Within the records, which lines hold the string "called"? Report each one by copying it.

━━━━━━━━━━

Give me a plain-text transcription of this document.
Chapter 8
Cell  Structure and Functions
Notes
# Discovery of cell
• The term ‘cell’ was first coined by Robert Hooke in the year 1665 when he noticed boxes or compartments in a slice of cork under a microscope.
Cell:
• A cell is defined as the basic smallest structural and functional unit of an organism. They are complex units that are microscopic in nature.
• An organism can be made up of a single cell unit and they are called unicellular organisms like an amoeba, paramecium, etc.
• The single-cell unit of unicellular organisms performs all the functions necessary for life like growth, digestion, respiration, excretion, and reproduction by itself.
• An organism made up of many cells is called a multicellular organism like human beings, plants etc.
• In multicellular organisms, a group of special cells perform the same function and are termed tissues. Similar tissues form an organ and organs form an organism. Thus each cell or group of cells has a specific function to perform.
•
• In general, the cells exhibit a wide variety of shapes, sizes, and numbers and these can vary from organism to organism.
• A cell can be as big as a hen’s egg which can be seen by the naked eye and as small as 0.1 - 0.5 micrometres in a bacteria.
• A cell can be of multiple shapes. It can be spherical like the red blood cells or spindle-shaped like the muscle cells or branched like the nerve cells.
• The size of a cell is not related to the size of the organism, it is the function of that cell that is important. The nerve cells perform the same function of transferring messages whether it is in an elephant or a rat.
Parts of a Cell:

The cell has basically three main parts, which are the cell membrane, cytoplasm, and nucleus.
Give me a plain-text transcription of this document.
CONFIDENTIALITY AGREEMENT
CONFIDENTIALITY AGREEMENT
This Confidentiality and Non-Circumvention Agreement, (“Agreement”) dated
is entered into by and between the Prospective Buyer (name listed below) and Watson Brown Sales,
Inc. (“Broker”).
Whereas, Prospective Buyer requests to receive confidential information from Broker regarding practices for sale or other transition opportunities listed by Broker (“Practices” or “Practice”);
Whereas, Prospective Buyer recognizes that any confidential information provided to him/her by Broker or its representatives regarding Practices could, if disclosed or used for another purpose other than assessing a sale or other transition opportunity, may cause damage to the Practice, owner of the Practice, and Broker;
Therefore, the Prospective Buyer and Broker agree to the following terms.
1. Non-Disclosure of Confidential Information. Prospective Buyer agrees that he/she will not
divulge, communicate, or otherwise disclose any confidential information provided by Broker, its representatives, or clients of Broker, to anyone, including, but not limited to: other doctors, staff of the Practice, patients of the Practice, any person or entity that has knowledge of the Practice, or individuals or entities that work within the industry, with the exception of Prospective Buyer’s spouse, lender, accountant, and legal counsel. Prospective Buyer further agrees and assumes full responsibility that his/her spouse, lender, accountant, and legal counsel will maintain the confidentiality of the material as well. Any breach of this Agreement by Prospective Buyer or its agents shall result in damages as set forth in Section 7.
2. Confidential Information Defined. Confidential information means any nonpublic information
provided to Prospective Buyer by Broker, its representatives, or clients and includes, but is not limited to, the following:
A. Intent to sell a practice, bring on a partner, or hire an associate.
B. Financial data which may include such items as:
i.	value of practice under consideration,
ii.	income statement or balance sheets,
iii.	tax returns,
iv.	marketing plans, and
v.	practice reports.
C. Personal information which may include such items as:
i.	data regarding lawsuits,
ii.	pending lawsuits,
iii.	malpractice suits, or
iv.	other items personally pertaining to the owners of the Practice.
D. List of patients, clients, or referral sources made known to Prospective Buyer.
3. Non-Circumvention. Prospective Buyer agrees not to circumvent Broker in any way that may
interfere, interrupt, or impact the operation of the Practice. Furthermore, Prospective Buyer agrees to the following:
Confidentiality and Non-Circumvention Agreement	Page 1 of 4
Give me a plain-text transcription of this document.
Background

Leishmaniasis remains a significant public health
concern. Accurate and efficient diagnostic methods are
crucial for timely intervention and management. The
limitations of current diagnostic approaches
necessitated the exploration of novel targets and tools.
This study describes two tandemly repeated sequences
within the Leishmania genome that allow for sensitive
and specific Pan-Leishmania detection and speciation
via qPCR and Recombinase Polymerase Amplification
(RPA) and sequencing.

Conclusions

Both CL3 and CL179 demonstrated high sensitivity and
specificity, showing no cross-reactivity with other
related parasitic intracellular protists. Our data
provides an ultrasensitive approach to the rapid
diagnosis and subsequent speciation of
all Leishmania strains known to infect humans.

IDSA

━━━━━━━━━━

(Written answer):
• An organism can be made up of a single cell unit and they are called unicellular organisms like an amoeba, paramecium, etc.
• An organism made up of many cells is called a multicellular organism like human beings, plants etc.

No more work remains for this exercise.